Write out every one of the following rows word for word, keeping each line as it stands.
-------------------------
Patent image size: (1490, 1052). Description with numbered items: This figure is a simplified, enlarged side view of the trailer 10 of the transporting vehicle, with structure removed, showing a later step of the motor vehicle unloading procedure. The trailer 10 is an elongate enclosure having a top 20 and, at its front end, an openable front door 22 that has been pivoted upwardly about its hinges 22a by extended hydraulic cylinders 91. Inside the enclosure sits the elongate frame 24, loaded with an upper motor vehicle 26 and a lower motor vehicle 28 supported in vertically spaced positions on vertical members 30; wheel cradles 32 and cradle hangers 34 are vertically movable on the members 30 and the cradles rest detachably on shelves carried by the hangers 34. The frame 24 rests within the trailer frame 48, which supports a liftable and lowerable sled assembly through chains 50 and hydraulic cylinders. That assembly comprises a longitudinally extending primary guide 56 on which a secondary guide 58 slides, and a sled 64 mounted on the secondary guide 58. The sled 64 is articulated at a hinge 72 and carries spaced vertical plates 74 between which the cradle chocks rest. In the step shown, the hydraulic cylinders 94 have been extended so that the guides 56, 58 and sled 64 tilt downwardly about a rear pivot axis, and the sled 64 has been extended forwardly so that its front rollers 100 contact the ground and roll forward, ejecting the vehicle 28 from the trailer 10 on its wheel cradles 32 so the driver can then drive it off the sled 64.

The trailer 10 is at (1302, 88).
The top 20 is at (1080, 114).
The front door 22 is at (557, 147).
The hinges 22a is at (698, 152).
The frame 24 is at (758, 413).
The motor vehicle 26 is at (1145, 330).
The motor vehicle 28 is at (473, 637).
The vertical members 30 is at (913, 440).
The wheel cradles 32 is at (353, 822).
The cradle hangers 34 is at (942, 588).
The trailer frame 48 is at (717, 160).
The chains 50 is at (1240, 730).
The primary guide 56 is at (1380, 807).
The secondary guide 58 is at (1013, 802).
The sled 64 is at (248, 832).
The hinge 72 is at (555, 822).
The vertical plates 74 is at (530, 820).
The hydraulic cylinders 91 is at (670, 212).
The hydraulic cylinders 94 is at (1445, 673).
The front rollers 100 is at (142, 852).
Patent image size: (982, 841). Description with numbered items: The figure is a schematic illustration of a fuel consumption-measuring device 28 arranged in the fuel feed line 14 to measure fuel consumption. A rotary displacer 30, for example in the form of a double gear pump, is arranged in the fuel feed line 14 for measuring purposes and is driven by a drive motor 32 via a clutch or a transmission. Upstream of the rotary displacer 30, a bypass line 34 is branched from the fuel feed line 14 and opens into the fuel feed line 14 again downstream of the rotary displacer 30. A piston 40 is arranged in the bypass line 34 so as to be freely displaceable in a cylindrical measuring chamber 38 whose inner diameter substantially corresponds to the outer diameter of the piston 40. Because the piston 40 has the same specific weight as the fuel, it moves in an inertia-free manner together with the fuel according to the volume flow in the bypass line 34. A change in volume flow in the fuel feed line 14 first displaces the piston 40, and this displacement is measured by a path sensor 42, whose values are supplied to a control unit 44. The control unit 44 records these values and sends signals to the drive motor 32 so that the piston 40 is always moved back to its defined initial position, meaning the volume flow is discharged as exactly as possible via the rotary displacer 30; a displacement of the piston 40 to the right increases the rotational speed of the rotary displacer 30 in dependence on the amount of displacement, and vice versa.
-------------------------
__Response__.
Patent image size: (1490, 1052). Description with numbered items: This figure is a simplified, enlarged side view of the trailer 10 of the transporting vehicle, with structure removed, showing a later step of the motor vehicle unloading procedure. The trailer 10 is an elongate enclosure having a top 20 and, at its front end, an openable front door 22 that has been pivoted upwardly about its hinges 22a by extended hydraulic cylinders 91. Inside the enclosure sits the elongate frame 24, loaded with an upper motor vehicle 26 and a lower motor vehicle 28 supported in vertically spaced positions on vertical members 30; wheel cradles 32 and cradle hangers 34 are vertically movable on the members 30 and the cradles rest detachably on shelves carried by the hangers 34. The frame 24 rests within the trailer frame 48, which supports a liftable and lowerable sled assembly through chains 50 and hydraulic cylinders. That assembly comprises a longitudinally extending primary guide 56 on which a secondary guide 58 slides, and a sled 64 mounted on the secondary guide 58. The sled 64 is articulated at a hinge 72 and carries spaced vertical plates 74 between which the cradle chocks rest. In the step shown, the hydraulic cylinders 94 have been extended so that the guides 56, 58 and sled 64 tilt downwardly about a rear pivot axis, and the sled 64 has been extended forwardly so that its front rollers 100 contact the ground and roll forward, ejecting the vehicle 28 from the trailer 10 on its wheel cradles 32 so the driver can then drive it off the sled 64.

The trailer 10 is at (1302, 88).
The top 20 is at (1080, 114).
The front door 22 is at (557, 147).
The hinges 22a is at (698, 152).
The frame 24 is at (758, 413).
The motor vehicle 26 is at (1145, 330).
The motor vehicle 28 is at (473, 637).
The vertical members 30 is at (913, 440).
The wheel cradles 32 is at (353, 822).
The cradle hangers 34 is at (942, 588).
The trailer frame 48 is at (717, 160).
The chains 50 is at (1240, 730).
The primary guide 56 is at (1380, 807).
The secondary guide 58 is at (1013, 802).
The sled 64 is at (248, 832).
The hinge 72 is at (555, 822).
The vertical plates 74 is at (530, 820).
The hydraulic cylinders 91 is at (670, 212).
The hydraulic cylinders 94 is at (1445, 673).
The front rollers 100 is at (142, 852).
Patent image size: (982, 841). Description with numbered items: The figure is a schematic illustration of a fuel consumption-measuring device 28 arranged in the fuel feed line 14 to measure fuel consumption. A rotary displacer 30, for example in the form of a double gear pump, is arranged in the fuel feed line 14 for measuring purposes and is driven by a drive motor 32 via a clutch or a transmission. Upstream of the rotary displacer 30, a bypass line 34 is branched from the fuel feed line 14 and opens into the fuel feed line 14 again downstream of the rotary displacer 30. A piston 40 is arranged in the bypass line 34 so as to be freely displaceable in a cylindrical measuring chamber 38 whose inner diameter substantially corresponds to the outer diameter of the piston 40. Because the piston 40 has the same specific weight as the fuel, it moves in an inertia-free manner together with the fuel according to the volume flow in the bypass line 34. A change in volume flow in the fuel feed line 14 first displaces the piston 40, and this displacement is measured by a path sensor 42, whose values are supplied to a control unit 44. The control unit 44 records these values and sends signals to the drive motor 32 so that the piston 40 is always moved back to its defined initial position, meaning the volume flow is discharged as exactly as possible via the rotary displacer 30; a displacement of the piston 40 to the right increases the rotational speed of the rotary displacer 30 in dependence on the amount of displacement, and vice versa.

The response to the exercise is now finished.